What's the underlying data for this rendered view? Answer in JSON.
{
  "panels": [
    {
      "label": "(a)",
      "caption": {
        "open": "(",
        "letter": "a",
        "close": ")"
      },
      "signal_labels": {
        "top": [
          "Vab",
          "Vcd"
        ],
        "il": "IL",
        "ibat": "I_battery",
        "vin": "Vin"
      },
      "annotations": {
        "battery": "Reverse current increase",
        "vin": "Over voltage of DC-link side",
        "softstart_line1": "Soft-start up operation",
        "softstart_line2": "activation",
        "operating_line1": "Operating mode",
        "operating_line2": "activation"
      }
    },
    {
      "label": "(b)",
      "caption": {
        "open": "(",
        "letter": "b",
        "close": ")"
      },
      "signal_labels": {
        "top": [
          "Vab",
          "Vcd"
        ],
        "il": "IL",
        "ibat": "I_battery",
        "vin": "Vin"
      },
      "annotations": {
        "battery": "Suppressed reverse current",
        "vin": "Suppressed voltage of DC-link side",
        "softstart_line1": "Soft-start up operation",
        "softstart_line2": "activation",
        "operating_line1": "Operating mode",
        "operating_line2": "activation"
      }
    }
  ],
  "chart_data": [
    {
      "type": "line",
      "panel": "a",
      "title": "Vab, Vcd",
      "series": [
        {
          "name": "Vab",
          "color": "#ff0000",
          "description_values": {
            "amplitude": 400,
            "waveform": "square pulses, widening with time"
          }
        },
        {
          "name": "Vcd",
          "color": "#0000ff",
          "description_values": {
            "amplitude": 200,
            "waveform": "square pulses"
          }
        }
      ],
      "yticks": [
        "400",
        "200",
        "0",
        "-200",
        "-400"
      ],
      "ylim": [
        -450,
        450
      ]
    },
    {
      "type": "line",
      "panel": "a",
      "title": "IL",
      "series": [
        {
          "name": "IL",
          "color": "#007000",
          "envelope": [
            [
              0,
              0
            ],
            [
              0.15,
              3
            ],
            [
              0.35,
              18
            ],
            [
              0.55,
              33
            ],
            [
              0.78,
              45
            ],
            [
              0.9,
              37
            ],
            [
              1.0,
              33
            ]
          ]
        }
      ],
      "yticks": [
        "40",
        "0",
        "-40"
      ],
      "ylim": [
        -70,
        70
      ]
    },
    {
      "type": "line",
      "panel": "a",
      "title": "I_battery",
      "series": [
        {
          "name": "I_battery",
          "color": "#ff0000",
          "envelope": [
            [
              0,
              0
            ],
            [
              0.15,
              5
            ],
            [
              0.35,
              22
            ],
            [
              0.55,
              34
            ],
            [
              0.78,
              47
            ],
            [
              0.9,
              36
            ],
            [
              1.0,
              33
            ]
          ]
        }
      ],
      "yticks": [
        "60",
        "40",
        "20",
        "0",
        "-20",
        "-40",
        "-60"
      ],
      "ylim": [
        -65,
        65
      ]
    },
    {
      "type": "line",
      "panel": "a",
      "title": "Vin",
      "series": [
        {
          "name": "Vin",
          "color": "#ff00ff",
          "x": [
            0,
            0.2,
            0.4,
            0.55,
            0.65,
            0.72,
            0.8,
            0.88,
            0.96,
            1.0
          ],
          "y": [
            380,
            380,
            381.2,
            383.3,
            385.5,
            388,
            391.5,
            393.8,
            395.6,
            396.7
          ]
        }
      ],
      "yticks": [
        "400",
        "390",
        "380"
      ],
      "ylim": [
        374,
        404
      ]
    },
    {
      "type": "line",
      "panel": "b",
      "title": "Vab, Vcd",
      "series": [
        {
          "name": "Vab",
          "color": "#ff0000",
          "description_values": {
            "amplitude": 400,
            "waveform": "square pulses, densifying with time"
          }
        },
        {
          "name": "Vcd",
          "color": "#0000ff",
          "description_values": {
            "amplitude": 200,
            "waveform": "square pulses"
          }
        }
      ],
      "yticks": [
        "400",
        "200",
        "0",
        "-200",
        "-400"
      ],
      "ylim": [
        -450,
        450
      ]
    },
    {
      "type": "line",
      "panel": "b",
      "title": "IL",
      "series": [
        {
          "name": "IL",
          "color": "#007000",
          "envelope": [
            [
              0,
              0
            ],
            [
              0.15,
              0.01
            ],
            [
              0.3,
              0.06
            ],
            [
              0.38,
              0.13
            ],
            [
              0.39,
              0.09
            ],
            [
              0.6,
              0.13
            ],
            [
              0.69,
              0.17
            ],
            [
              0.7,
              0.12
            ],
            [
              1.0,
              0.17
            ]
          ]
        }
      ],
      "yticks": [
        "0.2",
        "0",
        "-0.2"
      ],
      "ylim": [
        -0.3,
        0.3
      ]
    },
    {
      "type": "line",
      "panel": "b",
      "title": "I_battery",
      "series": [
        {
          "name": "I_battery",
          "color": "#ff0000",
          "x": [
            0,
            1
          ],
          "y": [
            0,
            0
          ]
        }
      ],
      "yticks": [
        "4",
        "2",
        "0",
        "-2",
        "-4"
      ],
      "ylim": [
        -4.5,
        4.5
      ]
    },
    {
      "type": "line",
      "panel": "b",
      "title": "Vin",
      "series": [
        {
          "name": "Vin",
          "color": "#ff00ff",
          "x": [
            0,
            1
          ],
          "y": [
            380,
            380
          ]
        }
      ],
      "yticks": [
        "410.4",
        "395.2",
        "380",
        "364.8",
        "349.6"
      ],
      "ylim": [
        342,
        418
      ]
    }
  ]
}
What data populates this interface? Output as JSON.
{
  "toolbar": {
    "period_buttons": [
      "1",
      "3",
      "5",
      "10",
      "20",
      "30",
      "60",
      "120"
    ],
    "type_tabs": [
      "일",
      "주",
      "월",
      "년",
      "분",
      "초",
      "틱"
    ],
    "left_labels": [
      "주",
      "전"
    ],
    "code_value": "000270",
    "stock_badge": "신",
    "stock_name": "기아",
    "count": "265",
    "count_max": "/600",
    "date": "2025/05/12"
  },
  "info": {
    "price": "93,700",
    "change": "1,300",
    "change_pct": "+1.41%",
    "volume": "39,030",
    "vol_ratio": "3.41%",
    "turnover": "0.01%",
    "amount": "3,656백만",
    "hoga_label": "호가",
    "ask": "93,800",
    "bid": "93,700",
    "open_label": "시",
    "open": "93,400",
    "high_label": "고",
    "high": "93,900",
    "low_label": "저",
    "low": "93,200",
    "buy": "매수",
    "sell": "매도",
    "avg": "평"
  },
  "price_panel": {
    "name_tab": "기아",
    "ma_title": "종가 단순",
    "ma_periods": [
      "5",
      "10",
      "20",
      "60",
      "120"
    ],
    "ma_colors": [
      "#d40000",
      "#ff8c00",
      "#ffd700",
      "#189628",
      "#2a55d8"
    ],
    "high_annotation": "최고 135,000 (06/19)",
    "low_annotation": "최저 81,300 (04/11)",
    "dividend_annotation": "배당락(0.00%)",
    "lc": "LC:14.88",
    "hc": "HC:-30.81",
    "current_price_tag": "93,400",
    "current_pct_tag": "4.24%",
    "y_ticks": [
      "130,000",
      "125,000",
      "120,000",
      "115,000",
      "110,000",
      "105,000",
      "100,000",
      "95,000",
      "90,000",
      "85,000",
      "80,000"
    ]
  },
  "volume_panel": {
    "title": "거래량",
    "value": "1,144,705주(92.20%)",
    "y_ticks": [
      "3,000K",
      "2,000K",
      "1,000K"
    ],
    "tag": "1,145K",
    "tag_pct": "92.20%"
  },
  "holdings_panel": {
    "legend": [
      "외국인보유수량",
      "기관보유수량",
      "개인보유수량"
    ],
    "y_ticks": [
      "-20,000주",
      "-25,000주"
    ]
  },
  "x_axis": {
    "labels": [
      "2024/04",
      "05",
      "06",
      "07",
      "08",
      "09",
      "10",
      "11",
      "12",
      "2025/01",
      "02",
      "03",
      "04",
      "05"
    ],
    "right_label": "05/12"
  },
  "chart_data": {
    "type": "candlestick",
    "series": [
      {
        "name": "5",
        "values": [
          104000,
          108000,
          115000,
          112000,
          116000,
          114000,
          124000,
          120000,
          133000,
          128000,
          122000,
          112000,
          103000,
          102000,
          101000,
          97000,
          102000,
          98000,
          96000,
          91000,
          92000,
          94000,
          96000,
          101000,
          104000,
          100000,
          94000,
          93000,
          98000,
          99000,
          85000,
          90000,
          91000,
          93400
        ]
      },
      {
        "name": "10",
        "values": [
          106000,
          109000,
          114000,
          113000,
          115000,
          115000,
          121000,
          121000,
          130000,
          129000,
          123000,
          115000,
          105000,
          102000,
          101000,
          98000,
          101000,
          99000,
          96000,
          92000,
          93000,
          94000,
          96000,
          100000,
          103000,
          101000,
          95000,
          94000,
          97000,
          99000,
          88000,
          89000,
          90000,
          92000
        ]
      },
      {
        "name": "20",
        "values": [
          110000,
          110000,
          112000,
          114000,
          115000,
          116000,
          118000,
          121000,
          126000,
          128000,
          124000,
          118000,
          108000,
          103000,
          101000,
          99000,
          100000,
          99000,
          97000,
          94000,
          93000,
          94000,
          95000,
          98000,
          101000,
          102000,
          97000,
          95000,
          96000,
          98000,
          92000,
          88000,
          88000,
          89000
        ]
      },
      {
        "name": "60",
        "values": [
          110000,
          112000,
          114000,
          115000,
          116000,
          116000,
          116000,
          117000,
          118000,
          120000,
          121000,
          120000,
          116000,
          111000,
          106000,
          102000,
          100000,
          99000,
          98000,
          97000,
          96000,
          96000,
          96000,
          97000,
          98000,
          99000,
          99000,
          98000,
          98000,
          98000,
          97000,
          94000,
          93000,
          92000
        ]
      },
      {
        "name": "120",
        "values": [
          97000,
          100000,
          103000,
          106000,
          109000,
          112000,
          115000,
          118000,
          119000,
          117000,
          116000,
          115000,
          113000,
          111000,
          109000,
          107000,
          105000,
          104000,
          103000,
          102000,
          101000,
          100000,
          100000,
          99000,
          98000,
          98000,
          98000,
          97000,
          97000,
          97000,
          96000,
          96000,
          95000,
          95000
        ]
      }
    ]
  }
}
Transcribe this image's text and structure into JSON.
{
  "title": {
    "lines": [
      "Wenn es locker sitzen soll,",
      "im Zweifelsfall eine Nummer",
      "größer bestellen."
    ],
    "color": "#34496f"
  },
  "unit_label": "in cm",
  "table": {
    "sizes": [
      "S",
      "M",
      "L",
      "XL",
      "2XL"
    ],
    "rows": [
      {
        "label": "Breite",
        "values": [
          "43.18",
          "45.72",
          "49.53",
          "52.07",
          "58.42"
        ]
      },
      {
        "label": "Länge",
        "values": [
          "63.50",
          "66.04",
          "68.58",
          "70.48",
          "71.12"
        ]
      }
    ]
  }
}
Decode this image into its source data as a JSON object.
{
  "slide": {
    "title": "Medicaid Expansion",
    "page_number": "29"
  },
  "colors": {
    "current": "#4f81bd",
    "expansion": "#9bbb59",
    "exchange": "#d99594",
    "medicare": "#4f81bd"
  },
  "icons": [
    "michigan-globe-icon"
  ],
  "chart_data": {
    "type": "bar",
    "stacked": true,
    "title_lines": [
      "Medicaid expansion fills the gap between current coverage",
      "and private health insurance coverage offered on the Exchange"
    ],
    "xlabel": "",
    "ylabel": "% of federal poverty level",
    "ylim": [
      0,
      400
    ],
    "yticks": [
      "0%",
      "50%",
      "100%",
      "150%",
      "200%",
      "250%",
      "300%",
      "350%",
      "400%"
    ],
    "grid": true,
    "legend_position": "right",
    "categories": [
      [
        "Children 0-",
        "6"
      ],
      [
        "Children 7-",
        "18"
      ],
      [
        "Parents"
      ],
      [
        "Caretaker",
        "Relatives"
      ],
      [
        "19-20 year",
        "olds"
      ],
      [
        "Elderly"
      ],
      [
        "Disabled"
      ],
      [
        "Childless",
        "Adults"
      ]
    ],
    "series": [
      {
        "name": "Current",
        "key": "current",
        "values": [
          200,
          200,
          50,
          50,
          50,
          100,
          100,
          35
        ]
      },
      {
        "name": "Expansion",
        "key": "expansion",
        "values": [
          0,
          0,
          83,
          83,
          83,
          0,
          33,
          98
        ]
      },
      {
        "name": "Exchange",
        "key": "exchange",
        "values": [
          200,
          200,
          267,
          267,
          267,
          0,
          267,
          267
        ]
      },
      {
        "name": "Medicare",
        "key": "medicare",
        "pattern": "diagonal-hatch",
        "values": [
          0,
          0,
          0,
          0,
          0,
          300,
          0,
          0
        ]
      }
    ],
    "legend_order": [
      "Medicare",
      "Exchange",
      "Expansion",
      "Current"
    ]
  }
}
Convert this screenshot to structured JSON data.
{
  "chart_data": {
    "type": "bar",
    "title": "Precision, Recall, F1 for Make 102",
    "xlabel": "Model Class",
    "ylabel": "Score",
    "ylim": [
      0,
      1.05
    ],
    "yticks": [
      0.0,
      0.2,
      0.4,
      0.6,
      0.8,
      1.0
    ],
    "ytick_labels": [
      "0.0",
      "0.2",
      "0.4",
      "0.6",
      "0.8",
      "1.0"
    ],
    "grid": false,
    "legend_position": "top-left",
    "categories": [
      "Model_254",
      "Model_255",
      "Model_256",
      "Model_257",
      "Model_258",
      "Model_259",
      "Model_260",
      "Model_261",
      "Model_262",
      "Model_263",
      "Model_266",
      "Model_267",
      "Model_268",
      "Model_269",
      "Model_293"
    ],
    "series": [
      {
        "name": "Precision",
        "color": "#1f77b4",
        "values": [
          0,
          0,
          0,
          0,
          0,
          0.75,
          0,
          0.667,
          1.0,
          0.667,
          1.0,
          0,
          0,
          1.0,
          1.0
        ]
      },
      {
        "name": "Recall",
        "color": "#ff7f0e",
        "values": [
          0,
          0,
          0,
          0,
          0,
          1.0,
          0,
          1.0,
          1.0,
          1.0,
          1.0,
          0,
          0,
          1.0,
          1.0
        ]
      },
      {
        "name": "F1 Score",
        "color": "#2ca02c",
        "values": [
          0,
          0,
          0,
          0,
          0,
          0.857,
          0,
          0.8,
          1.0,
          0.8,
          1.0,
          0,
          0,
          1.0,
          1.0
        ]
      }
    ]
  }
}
• • • • •
• [Goal of the exercise] Copy each line of the records that contains the word "ylabel".

• [Finished exercise]
    "ylabel": "% of federal poverty level",
    "ylabel": "Score",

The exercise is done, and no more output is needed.